[Potongan Teks]:
==================================================

Muhammad Nafis al-Banjari
Nama | Muhammad Nafis |
---|---|
Nisbah | Al-Banjari |
Syekh Muhammad Nafis Al-Banjari (lahir di Martapura, Kesultanan Banjar, 1735 - meninggal di Kelua, 1812[1]) adalah salah seorang Ulama Banjar yang cukup dikenal sebagai tokoh sufi yang tegas dalam melawan segala bentuk penindasan.
Di samping dikenal sebagai ulama yang ahli di bidang fikih, juga ahli dalam bidang tasawuf. Ia telah menulis sebuah kitab yang berisi tentang ajaran-ajaran tasawuf dengan judul Ad-Durrun Nafis. Kitab ini banyak didiskusikan dan diperdebatkan, karena materi-materinya yang dianggap kontroversi oleh para ulama fiqih.[2]
Silsilah Mulia Syekh Muhammad Nafis Al-Banjari Sampai Ke Rasulullah Dari Jalur Sayyidina Hasan bin Sayyidina Ali Karramallahu Wajhah bin Sayyidina Abu Thalib Dari Sayyidah Fatimah Az-Zahra Putri Nabi Muhammad Shallallahu Alaihi Wasallam:
1. Nabi Muhammad Shallallahu Alaihi Wasallam
2. Fatimah Az-Zahra dan Ali Karramallahu Wajhah
3. Hasan As-Sibthi
4. Hasan Al-Mutsanna
5. Hasan Al-Mutsaltsats
6. Ali Al-Abid
7. Hasan
8. Abdullah Al-Maktuf
9. Hasan
10. Muhammad Az-Zawaid
11. Abdullah
12. Ja'far
13. Ismail
14. Ahmad
15. Zaid
16. Ahmad Al-Mubarak
17. Hasan An-Nisabah
18. Maharaja Pangeran Suryanata Raja Banjar Pertama
19. Pangeran Raden Suryawangsa
20. Maharaja Pangeran Carang Lalean
21. Maharaja Raden Sakar Sungsang
22. Raden Bangawan
23. Raden Mantri Alu
24. Pangeran Suriansyah Sultan Banjar Pertama
25. Sultan Rahmatullah
26. Sultan Hidayatullah
27. Sultan Mustain Billah
28. Sultan Inayatullah
29. Sultan Saidullah
30. Sultan Tahlillah
31. Pangeran Dipati
32. Pangeran Kesuma Negara
33. Pangeran Mas Ratu Anum Kasuma Yuda
34. Husain
35. Idris
36. Syekh Muhammad Nafis Al-Banjari Al-Hasani
Sumber الشجرة المباركة في أنساب الطالبية - الرازي، فخر الدين - مکتبة مدرسة الفقاهة
Riwayat
Nama lengkap dari ulama ini adalah Muhammad Nafis bin Idris bin Husein. Ia lahir sekitar tahun 1148 Hijriah atau bertepatan dengan tahun 1735 Masehi, di Martapura, sekarang ibu kota Kabupaten Banjar, Kalimantan Selatan. Ia berasal dari keluarga bangsawan Banjar yang garis silsilah dan keturunannya bersambung hingga Sultan Suriansyah (1527-1545 M). Sultan Suriansyah merupakan Raja Banjar pertama yang memeluk agama Islam, yang dahulu bergelar Pangeran Samudera.

==================================================

[Data yang Diberikan]:

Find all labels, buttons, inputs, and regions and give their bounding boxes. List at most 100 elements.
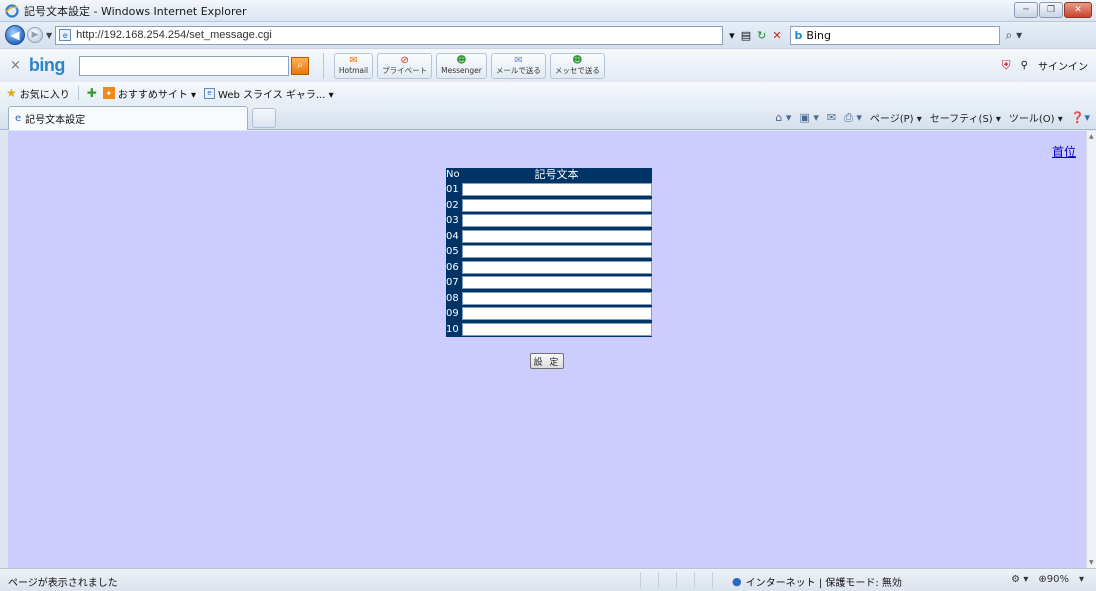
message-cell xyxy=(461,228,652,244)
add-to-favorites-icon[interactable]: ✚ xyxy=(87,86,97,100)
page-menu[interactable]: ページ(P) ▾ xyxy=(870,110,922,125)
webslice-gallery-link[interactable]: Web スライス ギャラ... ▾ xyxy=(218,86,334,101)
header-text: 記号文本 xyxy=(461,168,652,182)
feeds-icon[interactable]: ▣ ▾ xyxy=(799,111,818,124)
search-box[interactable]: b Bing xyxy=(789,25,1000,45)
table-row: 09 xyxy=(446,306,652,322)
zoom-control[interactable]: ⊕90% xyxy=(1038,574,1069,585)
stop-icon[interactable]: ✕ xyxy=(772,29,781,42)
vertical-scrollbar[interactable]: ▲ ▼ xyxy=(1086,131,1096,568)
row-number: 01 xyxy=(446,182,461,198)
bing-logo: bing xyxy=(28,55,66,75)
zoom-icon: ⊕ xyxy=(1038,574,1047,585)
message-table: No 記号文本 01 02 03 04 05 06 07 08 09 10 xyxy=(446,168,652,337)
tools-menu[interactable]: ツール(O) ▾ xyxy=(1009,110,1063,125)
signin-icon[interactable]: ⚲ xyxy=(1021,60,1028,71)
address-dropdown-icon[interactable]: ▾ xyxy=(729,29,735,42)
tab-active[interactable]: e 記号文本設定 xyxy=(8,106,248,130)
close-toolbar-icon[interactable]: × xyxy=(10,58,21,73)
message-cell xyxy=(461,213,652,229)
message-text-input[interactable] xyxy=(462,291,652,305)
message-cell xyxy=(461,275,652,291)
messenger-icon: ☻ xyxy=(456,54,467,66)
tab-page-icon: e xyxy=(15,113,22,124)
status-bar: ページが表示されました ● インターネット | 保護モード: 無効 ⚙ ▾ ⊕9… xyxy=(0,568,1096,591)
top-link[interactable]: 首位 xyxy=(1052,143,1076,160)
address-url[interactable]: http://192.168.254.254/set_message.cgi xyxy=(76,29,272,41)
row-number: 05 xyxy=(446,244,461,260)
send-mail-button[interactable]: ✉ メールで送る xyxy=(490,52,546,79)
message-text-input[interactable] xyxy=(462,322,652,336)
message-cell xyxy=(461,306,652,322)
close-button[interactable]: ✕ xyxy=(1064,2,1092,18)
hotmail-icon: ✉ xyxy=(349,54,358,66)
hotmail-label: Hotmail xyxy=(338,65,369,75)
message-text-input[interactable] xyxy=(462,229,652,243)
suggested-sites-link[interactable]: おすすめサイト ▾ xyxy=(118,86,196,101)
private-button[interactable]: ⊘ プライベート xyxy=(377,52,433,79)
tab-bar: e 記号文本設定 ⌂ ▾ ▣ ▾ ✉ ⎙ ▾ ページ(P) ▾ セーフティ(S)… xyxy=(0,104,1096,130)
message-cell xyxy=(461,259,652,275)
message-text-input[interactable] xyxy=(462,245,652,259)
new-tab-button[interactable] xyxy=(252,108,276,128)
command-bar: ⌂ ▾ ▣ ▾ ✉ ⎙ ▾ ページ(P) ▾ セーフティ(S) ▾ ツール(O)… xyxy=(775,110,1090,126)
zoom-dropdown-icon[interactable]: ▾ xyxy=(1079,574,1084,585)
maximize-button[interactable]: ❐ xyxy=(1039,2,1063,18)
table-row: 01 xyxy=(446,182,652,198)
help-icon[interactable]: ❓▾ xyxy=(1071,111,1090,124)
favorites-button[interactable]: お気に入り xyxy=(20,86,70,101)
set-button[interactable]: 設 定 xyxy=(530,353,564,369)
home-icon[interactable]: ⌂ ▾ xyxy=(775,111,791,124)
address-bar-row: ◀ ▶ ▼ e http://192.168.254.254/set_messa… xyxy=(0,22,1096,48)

==================================================

[Instruksi Tugas]:
a. Jawablah pertanyaan berikut berdasarkan teks tentang Muhammad Nafis al-Banjari:
(i) Di mana ia meninggal?
(ii) Apa judul kitab tasawuf yang ditulisnya?
(iii) Apa gelar Sultan Suriansyah pada masa dahulu?
b. Berikan lanjutan teks tentang Muhammad Nafis al-Banjari setelah kalimat terakhirnya.
Baris-baris data tidak berkaitan dengan teks tentang Muhammad Nafis al-Banjari.

[Jawaban Latihan]:
a.
(i) Di Kelua.
(ii) Ad-Durrun Nafis.
(iii) Pangeran Samudera.

b.
Sejak kecil, Syekh Muhammad Nafis memang sudah menunjukkan bakat dan kecerdasan yang tinggi dibanding dengan teman-teman sebayanya. Bakat dan kecerdasan yang dimilikinya ini membuat Sultan Banjar tertarik. Sehingga, pada akhirnya Muhammad Nafis pun dikirim ke Makkah untuk belajar dan mendalami ilmu-ilmu agama. Salah satu dari ilmu agama yang digelutinya, bahkan menjadikan ia populer adalah bidang tasawuf. Sebagaimana halnya ulama Jawi (Indonesia) abad ke-17 dan ke-18 yang belajar di Makkah, Syekh Muhammad Nafis juga belajar pada para ulama terkenal, baik yang menetap maupun yang sewaktu-waktu berziarah dan mengajar di Haramain (Makkah dan Madinah) dalam berbagai cabang ilmu keislaman, seperti tafsir, fikih, hadits, ushuluddin (teologi), dan tasawuf.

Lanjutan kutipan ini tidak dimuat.